(Spatial layout data)
══════

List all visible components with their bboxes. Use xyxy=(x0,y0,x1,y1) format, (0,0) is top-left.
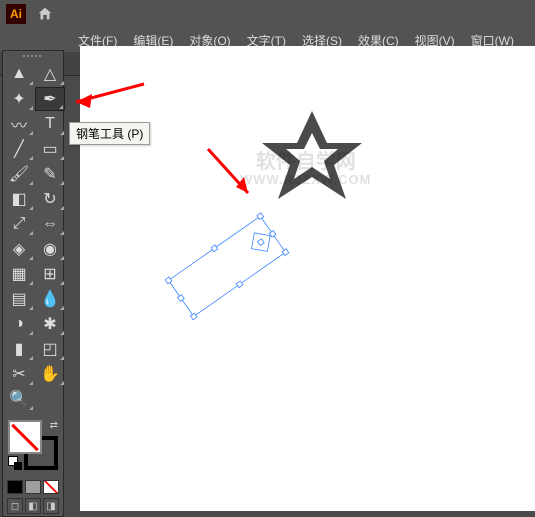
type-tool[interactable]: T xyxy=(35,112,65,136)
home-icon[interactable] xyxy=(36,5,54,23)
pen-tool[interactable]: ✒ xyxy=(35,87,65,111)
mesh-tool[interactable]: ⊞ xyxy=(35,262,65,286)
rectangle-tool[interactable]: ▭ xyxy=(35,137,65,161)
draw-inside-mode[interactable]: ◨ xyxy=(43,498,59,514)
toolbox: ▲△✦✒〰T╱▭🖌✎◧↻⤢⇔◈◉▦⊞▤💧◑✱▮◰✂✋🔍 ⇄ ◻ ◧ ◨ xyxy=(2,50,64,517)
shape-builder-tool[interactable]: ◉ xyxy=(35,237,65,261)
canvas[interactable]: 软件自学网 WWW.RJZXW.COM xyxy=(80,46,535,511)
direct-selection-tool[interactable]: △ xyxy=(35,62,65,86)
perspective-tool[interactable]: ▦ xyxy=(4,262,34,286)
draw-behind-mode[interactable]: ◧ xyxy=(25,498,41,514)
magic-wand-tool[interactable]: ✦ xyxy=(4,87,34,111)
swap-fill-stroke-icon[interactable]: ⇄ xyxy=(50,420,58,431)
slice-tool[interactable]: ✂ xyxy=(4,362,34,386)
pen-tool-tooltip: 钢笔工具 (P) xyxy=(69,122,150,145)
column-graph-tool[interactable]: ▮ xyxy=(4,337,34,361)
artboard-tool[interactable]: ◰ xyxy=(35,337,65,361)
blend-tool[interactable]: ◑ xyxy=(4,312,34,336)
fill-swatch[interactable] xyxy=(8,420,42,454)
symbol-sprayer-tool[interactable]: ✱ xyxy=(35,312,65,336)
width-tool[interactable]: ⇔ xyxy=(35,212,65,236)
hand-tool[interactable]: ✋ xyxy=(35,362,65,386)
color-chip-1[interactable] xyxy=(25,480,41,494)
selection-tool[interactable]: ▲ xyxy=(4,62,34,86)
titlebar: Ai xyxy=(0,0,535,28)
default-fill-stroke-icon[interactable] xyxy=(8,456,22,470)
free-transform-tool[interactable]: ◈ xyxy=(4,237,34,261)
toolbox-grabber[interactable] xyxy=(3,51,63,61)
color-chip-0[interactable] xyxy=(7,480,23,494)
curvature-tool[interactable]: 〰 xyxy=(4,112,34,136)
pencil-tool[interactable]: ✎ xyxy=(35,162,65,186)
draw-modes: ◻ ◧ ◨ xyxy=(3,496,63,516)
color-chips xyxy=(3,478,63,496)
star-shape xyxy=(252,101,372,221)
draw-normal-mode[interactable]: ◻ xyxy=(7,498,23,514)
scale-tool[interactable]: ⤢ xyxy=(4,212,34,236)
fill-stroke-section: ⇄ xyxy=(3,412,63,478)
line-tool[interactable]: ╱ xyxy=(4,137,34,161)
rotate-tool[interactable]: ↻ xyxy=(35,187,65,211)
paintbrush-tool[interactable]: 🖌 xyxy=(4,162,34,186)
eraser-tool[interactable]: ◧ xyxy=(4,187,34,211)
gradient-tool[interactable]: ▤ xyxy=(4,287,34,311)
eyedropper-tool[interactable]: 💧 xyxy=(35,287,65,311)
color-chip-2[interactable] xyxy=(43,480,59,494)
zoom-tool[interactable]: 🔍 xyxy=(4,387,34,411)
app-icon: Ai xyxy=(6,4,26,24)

══════

REQUEST: Extract every line of the records above verbatim, omitting the pictures.

ANSWER FOR THIS EXERCISE:
List all visible components with their bboxes. Use xyxy=(x0,y0,x1,y1) format, (0,0) is top-left.
type-tool[interactable]: T xyxy=(35,112,65,136)
home-icon[interactable] xyxy=(36,5,54,23)
pen-tool[interactable]: ✒ xyxy=(35,87,65,111)
mesh-tool[interactable]: ⊞ xyxy=(35,262,65,286)
rectangle-tool[interactable]: ▭ xyxy=(35,137,65,161)
draw-inside-mode[interactable]: ◨ xyxy=(43,498,59,514)
toolbox: ▲△✦✒〰T╱▭🖌✎◧↻⤢⇔◈◉▦⊞▤💧◑✱▮◰✂✋🔍 ⇄ ◻ ◧ ◨ xyxy=(2,50,64,517)
shape-builder-tool[interactable]: ◉ xyxy=(35,237,65,261)
canvas[interactable]: 软件自学网 WWW.RJZXW.COM xyxy=(80,46,535,511)
direct-selection-tool[interactable]: △ xyxy=(35,62,65,86)
perspective-tool[interactable]: ▦ xyxy=(4,262,34,286)
draw-behind-mode[interactable]: ◧ xyxy=(25,498,41,514)
magic-wand-tool[interactable]: ✦ xyxy=(4,87,34,111)
swap-fill-stroke-icon[interactable]: ⇄ xyxy=(50,420,58,431)
slice-tool[interactable]: ✂ xyxy=(4,362,34,386)
pen-tool-tooltip: 钢笔工具 (P) xyxy=(69,122,150,145)
column-graph-tool[interactable]: ▮ xyxy=(4,337,34,361)
artboard-tool[interactable]: ◰ xyxy=(35,337,65,361)
blend-tool[interactable]: ◑ xyxy=(4,312,34,336)
fill-swatch[interactable] xyxy=(8,420,42,454)
symbol-sprayer-tool[interactable]: ✱ xyxy=(35,312,65,336)
width-tool[interactable]: ⇔ xyxy=(35,212,65,236)
hand-tool[interactable]: ✋ xyxy=(35,362,65,386)
color-chip-1[interactable] xyxy=(25,480,41,494)
selection-tool[interactable]: ▲ xyxy=(4,62,34,86)
titlebar: Ai xyxy=(0,0,535,28)
default-fill-stroke-icon[interactable] xyxy=(8,456,22,470)
free-transform-tool[interactable]: ◈ xyxy=(4,237,34,261)
toolbox-grabber[interactable] xyxy=(3,51,63,61)
color-chip-0[interactable] xyxy=(7,480,23,494)
curvature-tool[interactable]: 〰 xyxy=(4,112,34,136)
pencil-tool[interactable]: ✎ xyxy=(35,162,65,186)
draw-modes: ◻ ◧ ◨ xyxy=(3,496,63,516)
color-chips xyxy=(3,478,63,496)
star-shape xyxy=(252,101,372,221)
draw-normal-mode[interactable]: ◻ xyxy=(7,498,23,514)
scale-tool[interactable]: ⤢ xyxy=(4,212,34,236)
fill-stroke-section: ⇄ xyxy=(3,412,63,478)
line-tool[interactable]: ╱ xyxy=(4,137,34,161)
rotate-tool[interactable]: ↻ xyxy=(35,187,65,211)
paintbrush-tool[interactable]: 🖌 xyxy=(4,162,34,186)
eraser-tool[interactable]: ◧ xyxy=(4,187,34,211)
gradient-tool[interactable]: ▤ xyxy=(4,287,34,311)
eyedropper-tool[interactable]: 💧 xyxy=(35,287,65,311)
color-chip-2[interactable] xyxy=(43,480,59,494)
zoom-tool[interactable]: 🔍 xyxy=(4,387,34,411)
app-icon: Ai xyxy=(6,4,26,24)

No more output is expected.